__Supplied data__:
╭──

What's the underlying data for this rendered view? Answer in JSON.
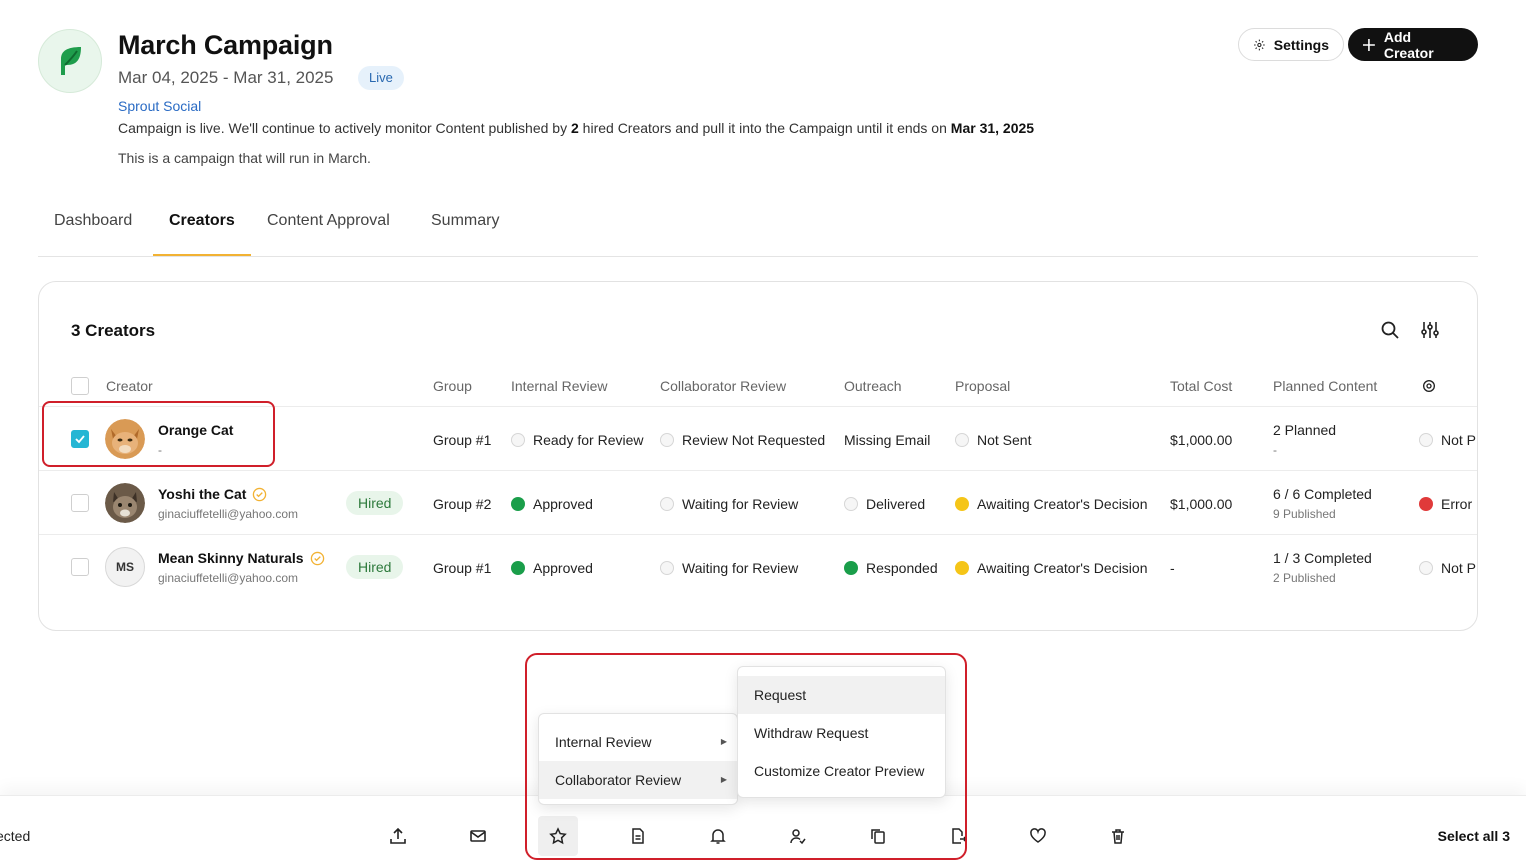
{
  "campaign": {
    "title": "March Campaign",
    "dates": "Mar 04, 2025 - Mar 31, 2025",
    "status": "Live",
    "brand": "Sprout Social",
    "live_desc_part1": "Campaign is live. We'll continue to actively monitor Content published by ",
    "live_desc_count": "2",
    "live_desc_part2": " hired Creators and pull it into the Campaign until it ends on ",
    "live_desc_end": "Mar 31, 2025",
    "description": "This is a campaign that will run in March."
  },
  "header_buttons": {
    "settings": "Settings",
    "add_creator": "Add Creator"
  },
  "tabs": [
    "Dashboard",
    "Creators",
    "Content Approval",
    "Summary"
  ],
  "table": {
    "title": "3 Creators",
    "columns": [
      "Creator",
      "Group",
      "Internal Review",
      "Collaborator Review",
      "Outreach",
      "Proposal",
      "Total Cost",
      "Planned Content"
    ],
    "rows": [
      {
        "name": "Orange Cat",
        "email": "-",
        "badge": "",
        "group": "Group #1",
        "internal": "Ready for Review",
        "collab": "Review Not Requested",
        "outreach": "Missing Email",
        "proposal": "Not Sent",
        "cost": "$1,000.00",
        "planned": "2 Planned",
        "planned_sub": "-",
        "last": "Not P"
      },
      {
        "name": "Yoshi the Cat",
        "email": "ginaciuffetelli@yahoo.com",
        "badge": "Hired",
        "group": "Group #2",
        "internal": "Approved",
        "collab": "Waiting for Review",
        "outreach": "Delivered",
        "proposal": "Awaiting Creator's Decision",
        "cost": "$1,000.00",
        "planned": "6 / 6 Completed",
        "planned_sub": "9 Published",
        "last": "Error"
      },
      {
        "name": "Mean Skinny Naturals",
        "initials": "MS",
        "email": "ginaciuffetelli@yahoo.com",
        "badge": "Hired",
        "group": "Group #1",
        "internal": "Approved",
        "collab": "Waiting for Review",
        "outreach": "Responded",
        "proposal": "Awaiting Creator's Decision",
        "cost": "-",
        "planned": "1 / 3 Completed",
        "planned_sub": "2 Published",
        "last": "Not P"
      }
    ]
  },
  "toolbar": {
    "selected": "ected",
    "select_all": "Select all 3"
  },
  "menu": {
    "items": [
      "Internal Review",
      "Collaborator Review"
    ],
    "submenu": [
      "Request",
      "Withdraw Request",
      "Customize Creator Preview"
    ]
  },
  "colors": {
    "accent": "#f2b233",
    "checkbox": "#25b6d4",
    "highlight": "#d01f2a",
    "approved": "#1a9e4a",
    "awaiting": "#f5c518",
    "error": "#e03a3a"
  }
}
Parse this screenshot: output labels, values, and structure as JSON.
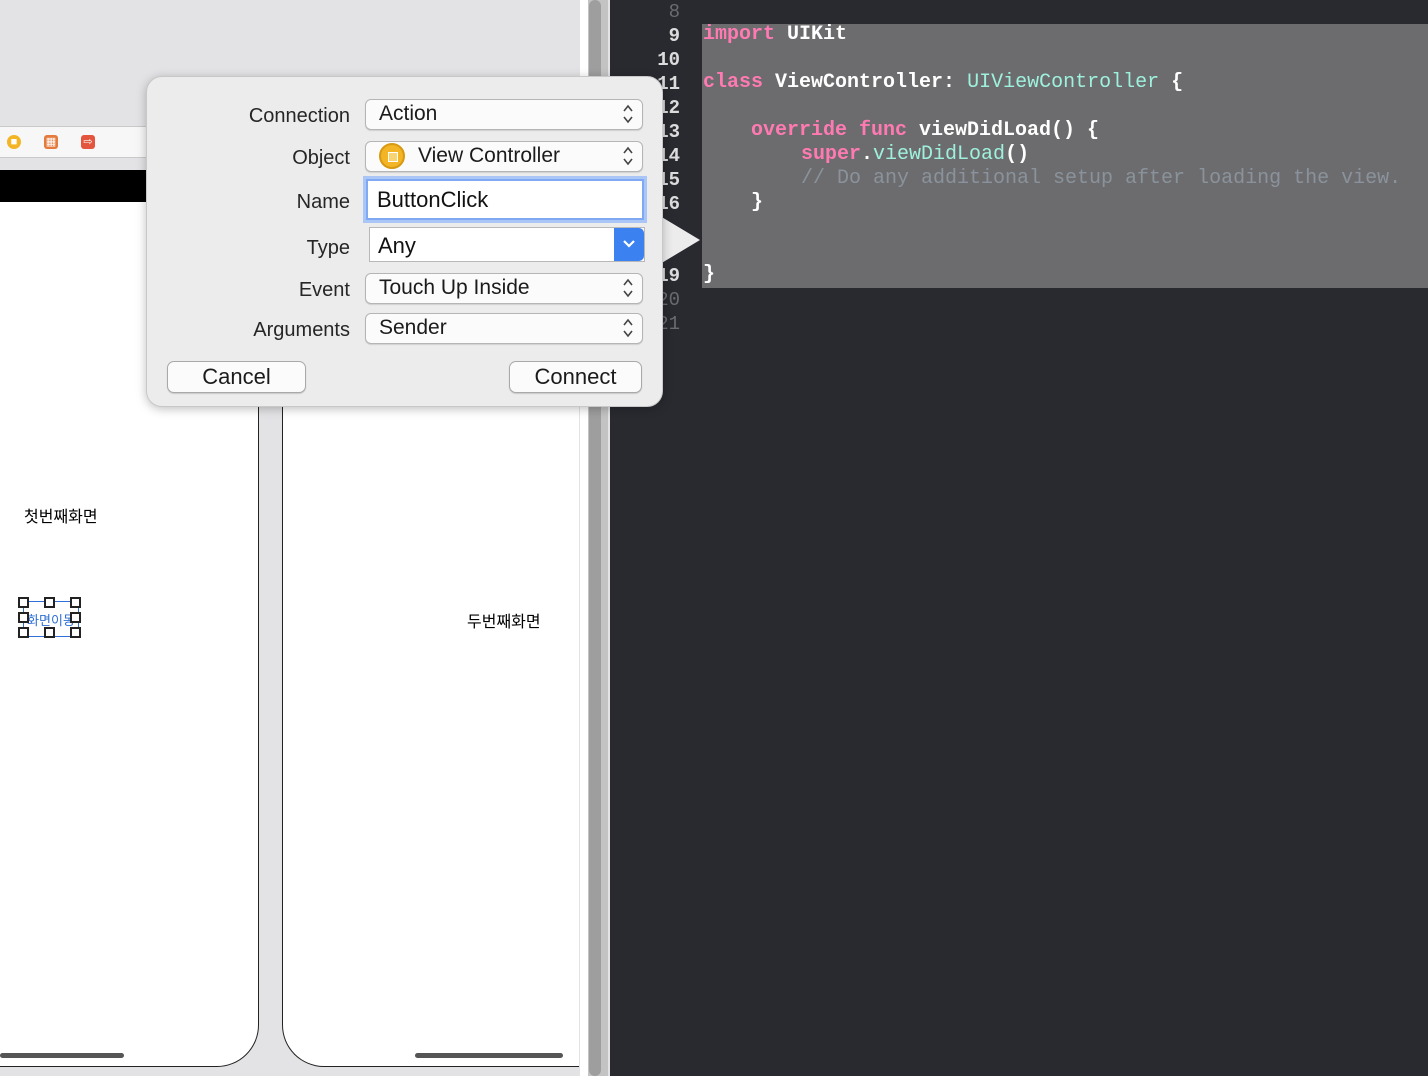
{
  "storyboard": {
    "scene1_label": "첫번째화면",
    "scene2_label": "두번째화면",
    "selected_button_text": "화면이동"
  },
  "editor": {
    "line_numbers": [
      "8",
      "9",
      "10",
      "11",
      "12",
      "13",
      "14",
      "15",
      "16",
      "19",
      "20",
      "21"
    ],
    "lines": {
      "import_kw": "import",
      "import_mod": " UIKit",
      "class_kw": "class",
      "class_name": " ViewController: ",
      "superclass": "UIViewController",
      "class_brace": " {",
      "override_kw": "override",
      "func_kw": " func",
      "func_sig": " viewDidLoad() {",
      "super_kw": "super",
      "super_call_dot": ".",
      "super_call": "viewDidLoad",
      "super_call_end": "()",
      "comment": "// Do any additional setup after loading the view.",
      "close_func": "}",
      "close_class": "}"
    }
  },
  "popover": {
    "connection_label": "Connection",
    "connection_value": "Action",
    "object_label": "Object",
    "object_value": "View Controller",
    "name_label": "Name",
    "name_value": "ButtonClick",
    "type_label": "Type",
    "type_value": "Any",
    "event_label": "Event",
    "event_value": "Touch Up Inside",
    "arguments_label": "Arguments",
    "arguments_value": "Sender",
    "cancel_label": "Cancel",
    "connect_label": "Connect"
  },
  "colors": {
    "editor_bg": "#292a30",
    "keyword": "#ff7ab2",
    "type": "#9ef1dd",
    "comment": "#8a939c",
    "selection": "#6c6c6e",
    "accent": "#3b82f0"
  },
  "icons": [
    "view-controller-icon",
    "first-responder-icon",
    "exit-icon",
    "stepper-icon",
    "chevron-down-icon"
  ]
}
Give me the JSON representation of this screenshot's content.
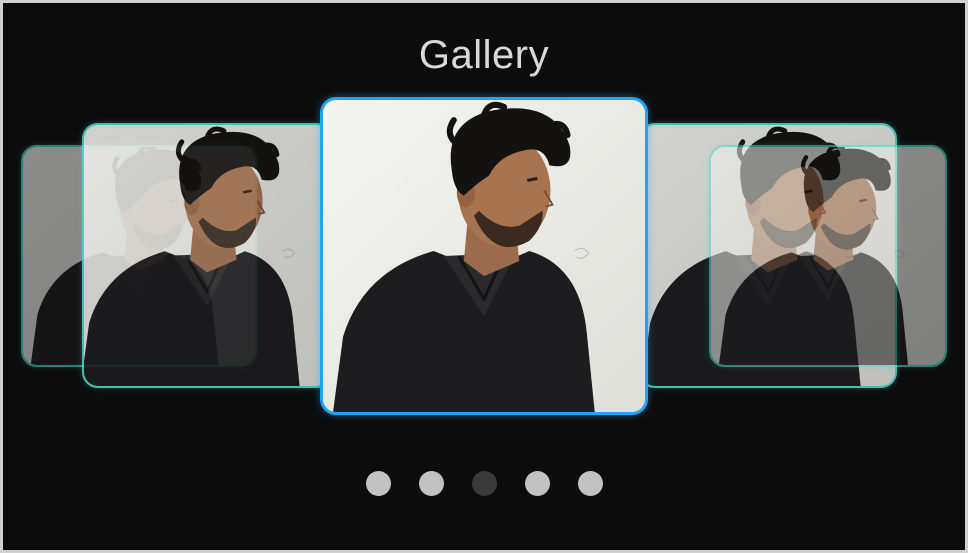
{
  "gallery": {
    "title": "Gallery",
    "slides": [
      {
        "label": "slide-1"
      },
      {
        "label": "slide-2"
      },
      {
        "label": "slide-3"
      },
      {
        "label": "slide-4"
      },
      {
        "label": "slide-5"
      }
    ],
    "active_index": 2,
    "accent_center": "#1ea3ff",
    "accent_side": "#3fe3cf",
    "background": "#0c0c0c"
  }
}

╰──

__Short exercise__:
Skip every picture and transcribe the data above exactly.

__Correct response__:
What's the underlying data for this rendered view? Answer in JSON.
{
  "campaign": {
    "title": "March Campaign",
    "dates": "Mar 04, 2025 - Mar 31, 2025",
    "status": "Live",
    "brand": "Sprout Social",
    "live_desc_part1": "Campaign is live. We'll continue to actively monitor Content published by ",
    "live_desc_count": "2",
    "live_desc_part2": " hired Creators and pull it into the Campaign until it ends on ",
    "live_desc_end": "Mar 31, 2025",
    "description": "This is a campaign that will run in March."
  },
  "header_buttons": {
    "settings": "Settings",
    "add_creator": "Add Creator"
  },
  "tabs": [
    "Dashboard",
    "Creators",
    "Content Approval",
    "Summary"
  ],
  "table": {
    "title": "3 Creators",
    "columns": [
      "Creator",
      "Group",
      "Internal Review",
      "Collaborator Review",
      "Outreach",
      "Proposal",
      "Total Cost",
      "Planned Content"
    ],
    "rows": [
      {
        "name": "Orange Cat",
        "email": "-",
        "badge": "",
        "group": "Group #1",
        "internal": "Ready for Review",
        "collab": "Review Not Requested",
        "outreach": "Missing Email",
        "proposal": "Not Sent",
        "cost": "$1,000.00",
        "planned": "2 Planned",
        "planned_sub": "-",
        "last": "Not P"
      },
      {
        "name": "Yoshi the Cat",
        "email": "ginaciuffetelli@yahoo.com",
        "badge": "Hired",
        "group": "Group #2",
        "internal": "Approved",
        "collab": "Waiting for Review",
        "outreach": "Delivered",
        "proposal": "Awaiting Creator's Decision",
        "cost": "$1,000.00",
        "planned": "6 / 6 Completed",
        "planned_sub": "9 Published",
        "last": "Error"
      },
      {
        "name": "Mean Skinny Naturals",
        "initials": "MS",
        "email": "ginaciuffetelli@yahoo.com",
        "badge": "Hired",
        "group": "Group #1",
        "internal": "Approved",
        "collab": "Waiting for Review",
        "outreach": "Responded",
        "proposal": "Awaiting Creator's Decision",
        "cost": "-",
        "planned": "1 / 3 Completed",
        "planned_sub": "2 Published",
        "last": "Not P"
      }
    ]
  },
  "toolbar": {
    "selected": "ected",
    "select_all": "Select all 3"
  },
  "menu": {
    "items": [
      "Internal Review",
      "Collaborator Review"
    ],
    "submenu": [
      "Request",
      "Withdraw Request",
      "Customize Creator Preview"
    ]
  },
  "colors": {
    "accent": "#f2b233",
    "checkbox": "#25b6d4",
    "highlight": "#d01f2a",
    "approved": "#1a9e4a",
    "awaiting": "#f5c518",
    "error": "#e03a3a"
  }
}
Parse this screenshot: output labels, values, and structure as JSON.
{
  "storyboard": {
    "scene1_label": "첫번째화면",
    "scene2_label": "두번째화면",
    "selected_button_text": "화면이동"
  },
  "editor": {
    "line_numbers": [
      "8",
      "9",
      "10",
      "11",
      "12",
      "13",
      "14",
      "15",
      "16",
      "19",
      "20",
      "21"
    ],
    "lines": {
      "import_kw": "import",
      "import_mod": " UIKit",
      "class_kw": "class",
      "class_name": " ViewController: ",
      "superclass": "UIViewController",
      "class_brace": " {",
      "override_kw": "override",
      "func_kw": " func",
      "func_sig": " viewDidLoad() {",
      "super_kw": "super",
      "super_call_dot": ".",
      "super_call": "viewDidLoad",
      "super_call_end": "()",
      "comment": "// Do any additional setup after loading the view.",
      "close_func": "}",
      "close_class": "}"
    }
  },
  "popover": {
    "connection_label": "Connection",
    "connection_value": "Action",
    "object_label": "Object",
    "object_value": "View Controller",
    "name_label": "Name",
    "name_value": "ButtonClick",
    "type_label": "Type",
    "type_value": "Any",
    "event_label": "Event",
    "event_value": "Touch Up Inside",
    "arguments_label": "Arguments",
    "arguments_value": "Sender",
    "cancel_label": "Cancel",
    "connect_label": "Connect"
  },
  "colors": {
    "editor_bg": "#292a30",
    "keyword": "#ff7ab2",
    "type": "#9ef1dd",
    "comment": "#8a939c",
    "selection": "#6c6c6e",
    "accent": "#3b82f0"
  },
  "icons": [
    "view-controller-icon",
    "first-responder-icon",
    "exit-icon",
    "stepper-icon",
    "chevron-down-icon"
  ]
}
Give me the JSON representation of this screenshot's content.
{
  "gallery": {
    "title": "Gallery",
    "slides": [
      {
        "label": "slide-1"
      },
      {
        "label": "slide-2"
      },
      {
        "label": "slide-3"
      },
      {
        "label": "slide-4"
      },
      {
        "label": "slide-5"
      }
    ],
    "active_index": 2,
    "accent_center": "#1ea3ff",
    "accent_side": "#3fe3cf",
    "background": "#0c0c0c"
  }
}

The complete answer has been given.